» **Aim**: In the records below, find the line containing "What text is on this page?". Output it and every line after it to the end, unchanged, with no pictures.

» **Entries shown**:

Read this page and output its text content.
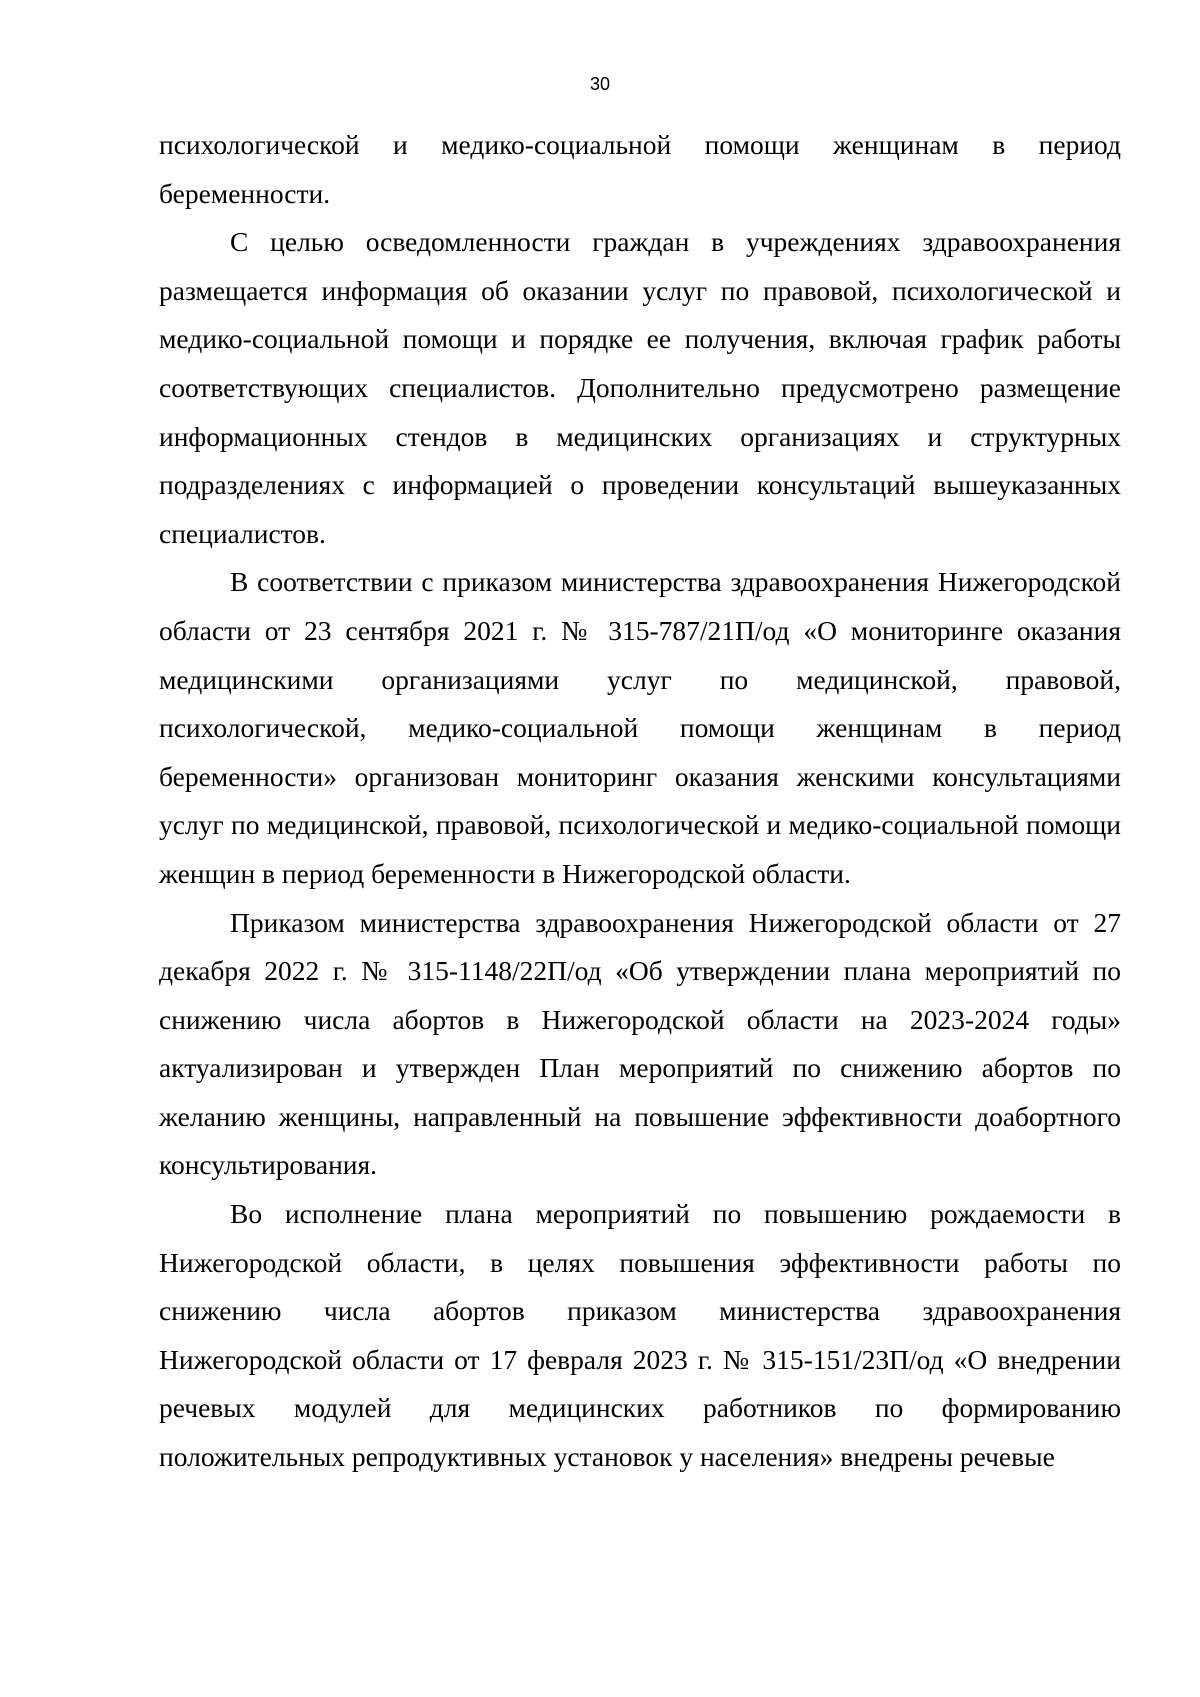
30

психологической и медико-социальной помощи женщинам в период беременности.

С целью осведомленности граждан в учреждениях здравоохранения размещается информация об оказании услуг по правовой, психологической и медико-социальной помощи и порядке ее получения, включая график работы соответствующих специалистов. Дополнительно предусмотрено размещение информационных стендов в медицинских организациях и структурных подразделениях с информацией о проведении консультаций вышеуказанных специалистов.

В соответствии с приказом министерства здравоохранения Нижегородской области от 23 сентября 2021 г. № 315-787/21П/од «О мониторинге оказания медицинскими организациями услуг по медицинской, правовой, психологической, медико-социальной помощи женщинам в период беременности» организован мониторинг оказания женскими консультациями услуг по медицинской, правовой, психологической и медико-социальной помощи женщин в период беременности в Нижегородской области.

Приказом министерства здравоохранения Нижегородской области от 27 декабря 2022 г. № 315-1148/22П/од «Об утверждении плана мероприятий по снижению числа абортов в Нижегородской области на 2023-2024 годы» актуализирован и утвержден План мероприятий по снижению абортов по желанию женщины, направленный на повышение эффективности доабортного консультирования.

Во исполнение плана мероприятий по повышению рождаемости в Нижегородской области, в целях повышения эффективности работы по снижению числа абортов приказом министерства здравоохранения Нижегородской области от 17 февраля 2023 г. № 315-151/23П/од «О внедрении речевых модулей для медицинских работников по формированию положительных репродуктивных установок у населения» внедрены речевые
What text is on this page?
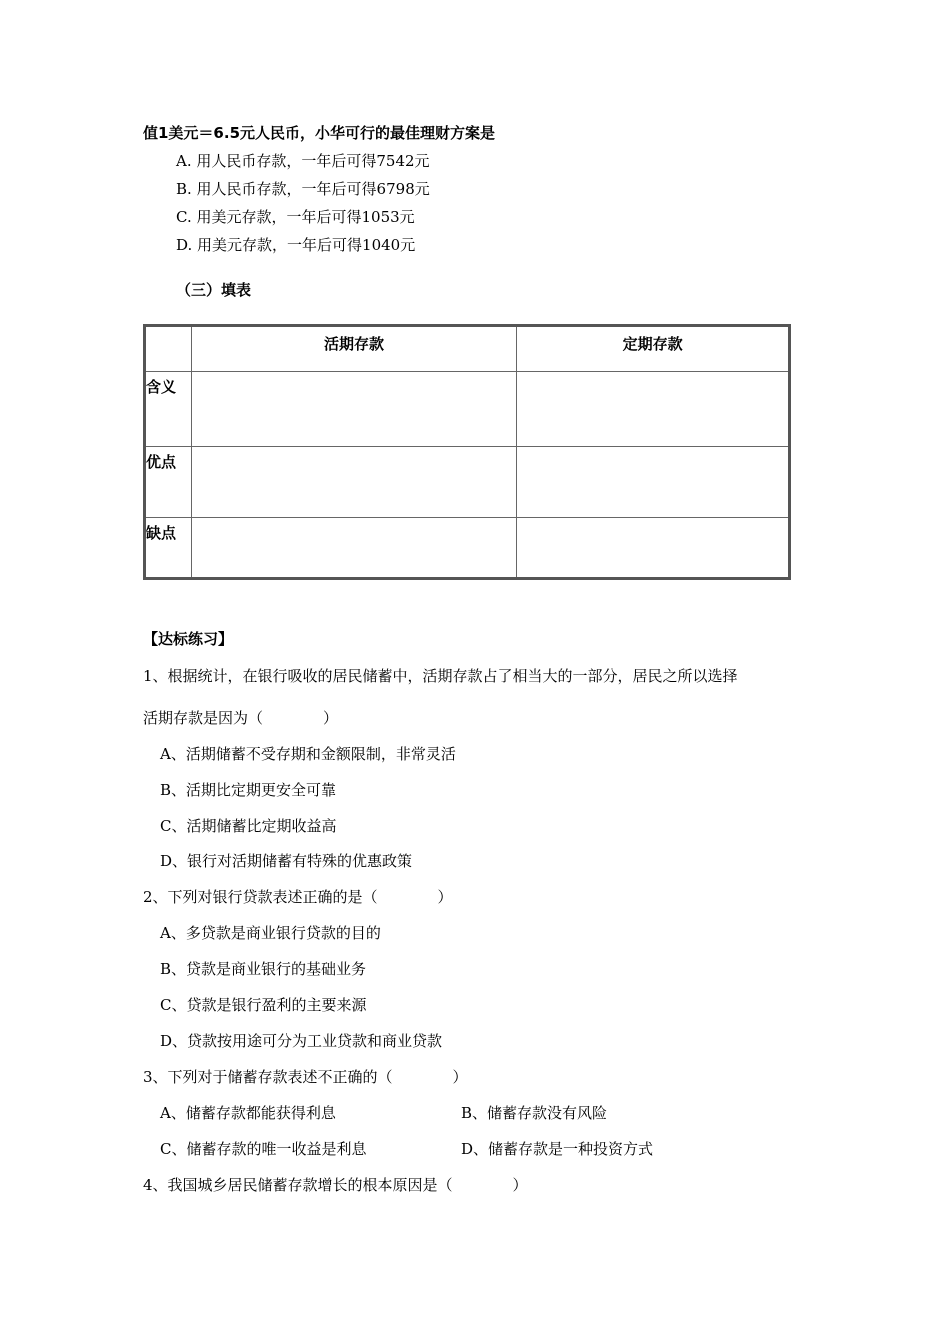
值1美元＝6.5元人民币，小华可行的最佳理财方案是
A. 用人民币存款，一年后可得7542元
B. 用人民币存款，一年后可得6798元
C. 用美元存款，一年后可得1053元
D. 用美元存款，一年后可得1040元
（三）填表
	活期存款	定期存款
含义		
优点		
缺点		
【达标练习】
1、根据统计，在银行吸收的居民储蓄中，活期存款占了相当大的一部分，居民之所以选择
活期存款是因为（　　　　）
A、活期储蓄不受存期和金额限制，非常灵活
B、活期比定期更安全可靠
C、活期储蓄比定期收益高
D、银行对活期储蓄有特殊的优惠政策
2、下列对银行贷款表述正确的是（　　　　）
A、多贷款是商业银行贷款的目的
B、贷款是商业银行的基础业务
C、贷款是银行盈利的主要来源
D、贷款按用途可分为工业贷款和商业贷款
3、下列对于储蓄存款表述不正确的（　　　　）
A、储蓄存款都能获得利息	B、储蓄存款没有风险
C、储蓄存款的唯一收益是利息	D、储蓄存款是一种投资方式
4、我国城乡居民储蓄存款增长的根本原因是（　　　　）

» **Exercise result**:
What text is on this page?
值1美元＝6.5元人民币，小华可行的最佳理财方案是
A. 用人民币存款，一年后可得7542元
B. 用人民币存款，一年后可得6798元
C. 用美元存款，一年后可得1053元
D. 用美元存款，一年后可得1040元
（三）填表
	活期存款	定期存款
含义		
优点		
缺点		
【达标练习】
1、根据统计，在银行吸收的居民储蓄中，活期存款占了相当大的一部分，居民之所以选择
活期存款是因为（　　　　）
A、活期储蓄不受存期和金额限制，非常灵活
B、活期比定期更安全可靠
C、活期储蓄比定期收益高
D、银行对活期储蓄有特殊的优惠政策
2、下列对银行贷款表述正确的是（　　　　）
A、多贷款是商业银行贷款的目的
B、贷款是商业银行的基础业务
C、贷款是银行盈利的主要来源
D、贷款按用途可分为工业贷款和商业贷款
3、下列对于储蓄存款表述不正确的（　　　　）
A、储蓄存款都能获得利息	B、储蓄存款没有风险
C、储蓄存款的唯一收益是利息	D、储蓄存款是一种投资方式
4、我国城乡居民储蓄存款增长的根本原因是（　　　　）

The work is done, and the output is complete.